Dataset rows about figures
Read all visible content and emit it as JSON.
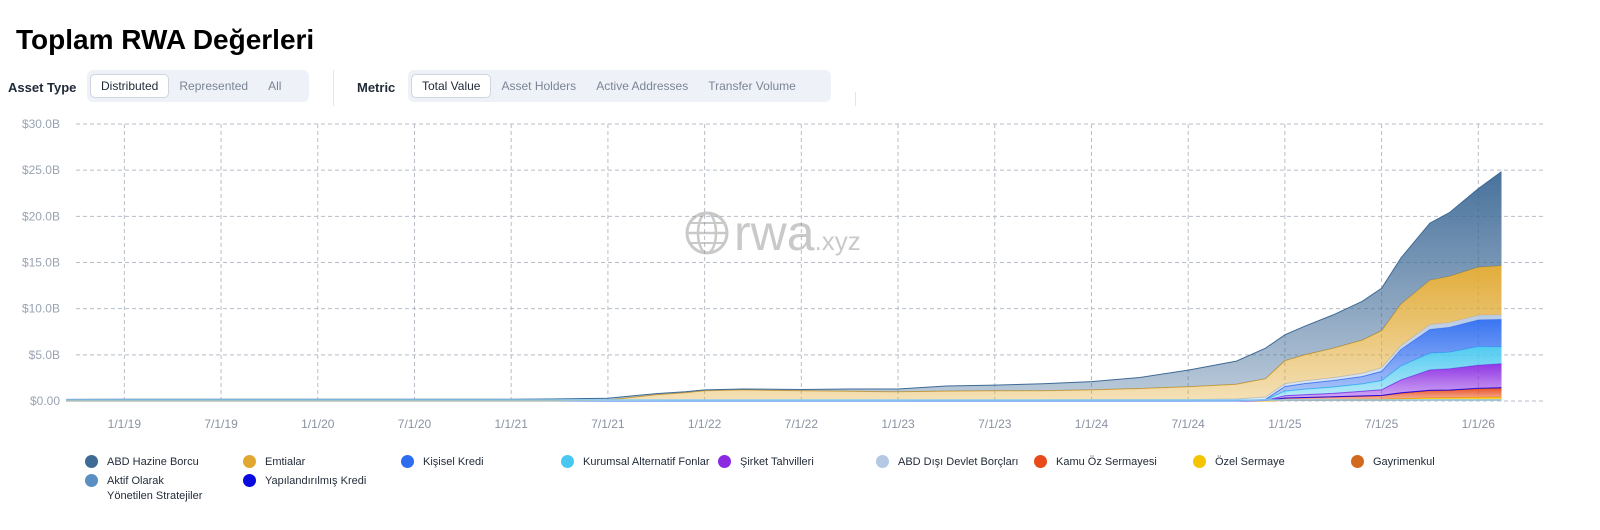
{
  "title": "Toplam RWA Değerleri",
  "filters": {
    "asset_type": {
      "label": "Asset Type",
      "options": [
        "Distributed",
        "Represented",
        "All"
      ],
      "selected": "Distributed"
    },
    "metric": {
      "label": "Metric",
      "options": [
        "Total Value",
        "Asset Holders",
        "Active Addresses",
        "Transfer Volume"
      ],
      "selected": "Total Value"
    }
  },
  "watermark": {
    "main": "rwa",
    "suffix": ".xyz",
    "icon": "globe-icon"
  },
  "chart_data": {
    "type": "area",
    "stacked": true,
    "ylim": [
      0,
      30
    ],
    "yticks": [
      "$0.00",
      "$5.0B",
      "$10.0B",
      "$15.0B",
      "$20.0B",
      "$25.0B",
      "$30.0B"
    ],
    "ytick_values": [
      0,
      5,
      10,
      15,
      20,
      25,
      30
    ],
    "xticks": [
      "1/1/19",
      "7/1/19",
      "1/1/20",
      "7/1/20",
      "1/1/21",
      "7/1/21",
      "1/1/22",
      "7/1/22",
      "1/1/23",
      "7/1/23",
      "1/1/24",
      "7/1/24",
      "1/1/25",
      "7/1/25",
      "1/1/26"
    ],
    "x_unit": "year",
    "x": [
      2018.7,
      2019.0,
      2019.5,
      2020.0,
      2020.5,
      2021.0,
      2021.2,
      2021.5,
      2021.75,
      2021.9,
      2022.0,
      2022.2,
      2022.5,
      2022.75,
      2023.0,
      2023.25,
      2023.5,
      2023.75,
      2024.0,
      2024.25,
      2024.5,
      2024.75,
      2024.9,
      2025.0,
      2025.1,
      2025.25,
      2025.4,
      2025.5,
      2025.6,
      2025.75,
      2025.85,
      2026.0,
      2026.12
    ],
    "grid": true,
    "legend_position": "bottom",
    "series": [
      {
        "name": "Gayrimenkul",
        "color": "#d2691e",
        "values": [
          0,
          0,
          0,
          0,
          0,
          0,
          0,
          0,
          0,
          0,
          0,
          0,
          0,
          0,
          0,
          0,
          0,
          0,
          0,
          0,
          0,
          0,
          0,
          0.05,
          0.05,
          0.06,
          0.07,
          0.08,
          0.1,
          0.12,
          0.12,
          0.14,
          0.15
        ]
      },
      {
        "name": "Özel Sermaye",
        "color": "#f5c400",
        "values": [
          0,
          0,
          0,
          0,
          0,
          0,
          0,
          0,
          0,
          0,
          0,
          0,
          0,
          0,
          0,
          0,
          0,
          0,
          0,
          0,
          0,
          0,
          0,
          0.05,
          0.06,
          0.08,
          0.1,
          0.1,
          0.15,
          0.2,
          0.22,
          0.25,
          0.25
        ]
      },
      {
        "name": "Kamu Öz Sermayesi",
        "color": "#e84a1a",
        "values": [
          0,
          0,
          0,
          0,
          0,
          0,
          0,
          0,
          0,
          0,
          0,
          0,
          0,
          0,
          0,
          0,
          0,
          0,
          0,
          0,
          0,
          0,
          0.05,
          0.2,
          0.25,
          0.3,
          0.35,
          0.4,
          0.6,
          0.8,
          0.8,
          0.95,
          1.0
        ]
      },
      {
        "name": "Yapılandırılmış Kredi",
        "color": "#0a0ae0",
        "values": [
          0,
          0,
          0,
          0,
          0,
          0,
          0,
          0,
          0,
          0,
          0,
          0,
          0,
          0,
          0,
          0,
          0,
          0,
          0,
          0,
          0,
          0,
          0,
          0.02,
          0.02,
          0.03,
          0.03,
          0.03,
          0.04,
          0.05,
          0.05,
          0.05,
          0.05
        ]
      },
      {
        "name": "Şirket Tahvilleri",
        "color": "#8a2be2",
        "values": [
          0,
          0,
          0,
          0,
          0,
          0,
          0,
          0,
          0,
          0,
          0,
          0,
          0,
          0,
          0,
          0,
          0,
          0,
          0,
          0,
          0,
          0,
          0.02,
          0.25,
          0.3,
          0.35,
          0.5,
          0.6,
          1.4,
          2.2,
          2.3,
          2.5,
          2.6
        ]
      },
      {
        "name": "Kurumsal Alternatif Fonlar",
        "color": "#48c8f0",
        "values": [
          0,
          0,
          0,
          0,
          0,
          0,
          0,
          0,
          0,
          0,
          0,
          0,
          0,
          0,
          0,
          0,
          0,
          0,
          0,
          0,
          0,
          0.02,
          0.05,
          0.5,
          0.6,
          0.7,
          0.8,
          1.0,
          1.5,
          1.8,
          1.8,
          2.0,
          1.8
        ]
      },
      {
        "name": "Kişisel Kredi",
        "color": "#2f6df0",
        "values": [
          0,
          0,
          0,
          0,
          0,
          0,
          0,
          0,
          0,
          0,
          0,
          0,
          0,
          0,
          0,
          0,
          0,
          0,
          0,
          0,
          0,
          0,
          0.05,
          0.5,
          0.6,
          0.7,
          0.8,
          1.0,
          1.8,
          2.6,
          2.7,
          2.9,
          3.0
        ]
      },
      {
        "name": "Aktif Olarak Yönetilen Stratejiler",
        "color": "#5a8fc4",
        "values": [
          0,
          0,
          0,
          0,
          0,
          0,
          0,
          0,
          0,
          0,
          0,
          0,
          0,
          0,
          0,
          0,
          0,
          0,
          0,
          0,
          0,
          0,
          0,
          0,
          0,
          0,
          0,
          0,
          0,
          0,
          0,
          0,
          0
        ]
      },
      {
        "name": "ABD Dışı Devlet Borçları",
        "color": "#b4c8e4",
        "values": [
          0.02,
          0.02,
          0.02,
          0.02,
          0.02,
          0.02,
          0.02,
          0.05,
          0.08,
          0.1,
          0.1,
          0.1,
          0.1,
          0.1,
          0.1,
          0.12,
          0.12,
          0.12,
          0.15,
          0.15,
          0.15,
          0.2,
          0.25,
          0.3,
          0.3,
          0.3,
          0.35,
          0.4,
          0.4,
          0.5,
          0.5,
          0.5,
          0.5
        ]
      },
      {
        "name": "Emtialar",
        "color": "#e0a830",
        "values": [
          0,
          0,
          0,
          0,
          0,
          0,
          0,
          0.05,
          0.6,
          0.8,
          1.0,
          1.1,
          1.0,
          0.95,
          0.9,
          0.95,
          1.0,
          1.0,
          1.05,
          1.2,
          1.4,
          1.6,
          2.0,
          2.5,
          2.8,
          3.2,
          3.6,
          4.0,
          4.5,
          4.8,
          5.0,
          5.2,
          5.3
        ]
      },
      {
        "name": "ABD Hazine Borcu",
        "color": "#3e6a96",
        "values": [
          0.15,
          0.18,
          0.18,
          0.18,
          0.18,
          0.18,
          0.2,
          0.2,
          0.12,
          0.1,
          0.1,
          0.1,
          0.15,
          0.25,
          0.3,
          0.55,
          0.6,
          0.75,
          0.9,
          1.2,
          1.8,
          2.5,
          3.3,
          2.8,
          3.1,
          3.6,
          4.2,
          4.6,
          5.0,
          6.2,
          6.9,
          8.5,
          10.2
        ]
      }
    ],
    "legend_order": [
      "ABD Hazine Borcu",
      "Emtialar",
      "Kişisel Kredi",
      "Kurumsal Alternatif Fonlar",
      "Şirket Tahvilleri",
      "ABD Dışı Devlet Borçları",
      "Kamu Öz Sermayesi",
      "Özel Sermaye",
      "Gayrimenkul",
      "Aktif Olarak Yönetilen Stratejiler",
      "Yapılandırılmış Kredi"
    ]
  }
}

▶ **WORK TO COMPLETE**:
Pictures are excluded; copy all other data exactly as shown.

▶ **RESULT**:
Read all visible content and emit it as JSON.
{
  "title": "Toplam RWA Değerleri",
  "filters": {
    "asset_type": {
      "label": "Asset Type",
      "options": [
        "Distributed",
        "Represented",
        "All"
      ],
      "selected": "Distributed"
    },
    "metric": {
      "label": "Metric",
      "options": [
        "Total Value",
        "Asset Holders",
        "Active Addresses",
        "Transfer Volume"
      ],
      "selected": "Total Value"
    }
  },
  "watermark": {
    "main": "rwa",
    "suffix": ".xyz",
    "icon": "globe-icon"
  },
  "chart_data": {
    "type": "area",
    "stacked": true,
    "ylim": [
      0,
      30
    ],
    "yticks": [
      "$0.00",
      "$5.0B",
      "$10.0B",
      "$15.0B",
      "$20.0B",
      "$25.0B",
      "$30.0B"
    ],
    "ytick_values": [
      0,
      5,
      10,
      15,
      20,
      25,
      30
    ],
    "xticks": [
      "1/1/19",
      "7/1/19",
      "1/1/20",
      "7/1/20",
      "1/1/21",
      "7/1/21",
      "1/1/22",
      "7/1/22",
      "1/1/23",
      "7/1/23",
      "1/1/24",
      "7/1/24",
      "1/1/25",
      "7/1/25",
      "1/1/26"
    ],
    "x_unit": "year",
    "x": [
      2018.7,
      2019.0,
      2019.5,
      2020.0,
      2020.5,
      2021.0,
      2021.2,
      2021.5,
      2021.75,
      2021.9,
      2022.0,
      2022.2,
      2022.5,
      2022.75,
      2023.0,
      2023.25,
      2023.5,
      2023.75,
      2024.0,
      2024.25,
      2024.5,
      2024.75,
      2024.9,
      2025.0,
      2025.1,
      2025.25,
      2025.4,
      2025.5,
      2025.6,
      2025.75,
      2025.85,
      2026.0,
      2026.12
    ],
    "grid": true,
    "legend_position": "bottom",
    "series": [
      {
        "name": "Gayrimenkul",
        "color": "#d2691e",
        "values": [
          0,
          0,
          0,
          0,
          0,
          0,
          0,
          0,
          0,
          0,
          0,
          0,
          0,
          0,
          0,
          0,
          0,
          0,
          0,
          0,
          0,
          0,
          0,
          0.05,
          0.05,
          0.06,
          0.07,
          0.08,
          0.1,
          0.12,
          0.12,
          0.14,
          0.15
        ]
      },
      {
        "name": "Özel Sermaye",
        "color": "#f5c400",
        "values": [
          0,
          0,
          0,
          0,
          0,
          0,
          0,
          0,
          0,
          0,
          0,
          0,
          0,
          0,
          0,
          0,
          0,
          0,
          0,
          0,
          0,
          0,
          0,
          0.05,
          0.06,
          0.08,
          0.1,
          0.1,
          0.15,
          0.2,
          0.22,
          0.25,
          0.25
        ]
      },
      {
        "name": "Kamu Öz Sermayesi",
        "color": "#e84a1a",
        "values": [
          0,
          0,
          0,
          0,
          0,
          0,
          0,
          0,
          0,
          0,
          0,
          0,
          0,
          0,
          0,
          0,
          0,
          0,
          0,
          0,
          0,
          0,
          0.05,
          0.2,
          0.25,
          0.3,
          0.35,
          0.4,
          0.6,
          0.8,
          0.8,
          0.95,
          1.0
        ]
      },
      {
        "name": "Yapılandırılmış Kredi",
        "color": "#0a0ae0",
        "values": [
          0,
          0,
          0,
          0,
          0,
          0,
          0,
          0,
          0,
          0,
          0,
          0,
          0,
          0,
          0,
          0,
          0,
          0,
          0,
          0,
          0,
          0,
          0,
          0.02,
          0.02,
          0.03,
          0.03,
          0.03,
          0.04,
          0.05,
          0.05,
          0.05,
          0.05
        ]
      },
      {
        "name": "Şirket Tahvilleri",
        "color": "#8a2be2",
        "values": [
          0,
          0,
          0,
          0,
          0,
          0,
          0,
          0,
          0,
          0,
          0,
          0,
          0,
          0,
          0,
          0,
          0,
          0,
          0,
          0,
          0,
          0,
          0.02,
          0.25,
          0.3,
          0.35,
          0.5,
          0.6,
          1.4,
          2.2,
          2.3,
          2.5,
          2.6
        ]
      },
      {
        "name": "Kurumsal Alternatif Fonlar",
        "color": "#48c8f0",
        "values": [
          0,
          0,
          0,
          0,
          0,
          0,
          0,
          0,
          0,
          0,
          0,
          0,
          0,
          0,
          0,
          0,
          0,
          0,
          0,
          0,
          0,
          0.02,
          0.05,
          0.5,
          0.6,
          0.7,
          0.8,
          1.0,
          1.5,
          1.8,
          1.8,
          2.0,
          1.8
        ]
      },
      {
        "name": "Kişisel Kredi",
        "color": "#2f6df0",
        "values": [
          0,
          0,
          0,
          0,
          0,
          0,
          0,
          0,
          0,
          0,
          0,
          0,
          0,
          0,
          0,
          0,
          0,
          0,
          0,
          0,
          0,
          0,
          0.05,
          0.5,
          0.6,
          0.7,
          0.8,
          1.0,
          1.8,
          2.6,
          2.7,
          2.9,
          3.0
        ]
      },
      {
        "name": "Aktif Olarak Yönetilen Stratejiler",
        "color": "#5a8fc4",
        "values": [
          0,
          0,
          0,
          0,
          0,
          0,
          0,
          0,
          0,
          0,
          0,
          0,
          0,
          0,
          0,
          0,
          0,
          0,
          0,
          0,
          0,
          0,
          0,
          0,
          0,
          0,
          0,
          0,
          0,
          0,
          0,
          0,
          0
        ]
      },
      {
        "name": "ABD Dışı Devlet Borçları",
        "color": "#b4c8e4",
        "values": [
          0.02,
          0.02,
          0.02,
          0.02,
          0.02,
          0.02,
          0.02,
          0.05,
          0.08,
          0.1,
          0.1,
          0.1,
          0.1,
          0.1,
          0.1,
          0.12,
          0.12,
          0.12,
          0.15,
          0.15,
          0.15,
          0.2,
          0.25,
          0.3,
          0.3,
          0.3,
          0.35,
          0.4,
          0.4,
          0.5,
          0.5,
          0.5,
          0.5
        ]
      },
      {
        "name": "Emtialar",
        "color": "#e0a830",
        "values": [
          0,
          0,
          0,
          0,
          0,
          0,
          0,
          0.05,
          0.6,
          0.8,
          1.0,
          1.1,
          1.0,
          0.95,
          0.9,
          0.95,
          1.0,
          1.0,
          1.05,
          1.2,
          1.4,
          1.6,
          2.0,
          2.5,
          2.8,
          3.2,
          3.6,
          4.0,
          4.5,
          4.8,
          5.0,
          5.2,
          5.3
        ]
      },
      {
        "name": "ABD Hazine Borcu",
        "color": "#3e6a96",
        "values": [
          0.15,
          0.18,
          0.18,
          0.18,
          0.18,
          0.18,
          0.2,
          0.2,
          0.12,
          0.1,
          0.1,
          0.1,
          0.15,
          0.25,
          0.3,
          0.55,
          0.6,
          0.75,
          0.9,
          1.2,
          1.8,
          2.5,
          3.3,
          2.8,
          3.1,
          3.6,
          4.2,
          4.6,
          5.0,
          6.2,
          6.9,
          8.5,
          10.2
        ]
      }
    ],
    "legend_order": [
      "ABD Hazine Borcu",
      "Emtialar",
      "Kişisel Kredi",
      "Kurumsal Alternatif Fonlar",
      "Şirket Tahvilleri",
      "ABD Dışı Devlet Borçları",
      "Kamu Öz Sermayesi",
      "Özel Sermaye",
      "Gayrimenkul",
      "Aktif Olarak Yönetilen Stratejiler",
      "Yapılandırılmış Kredi"
    ]
  }
}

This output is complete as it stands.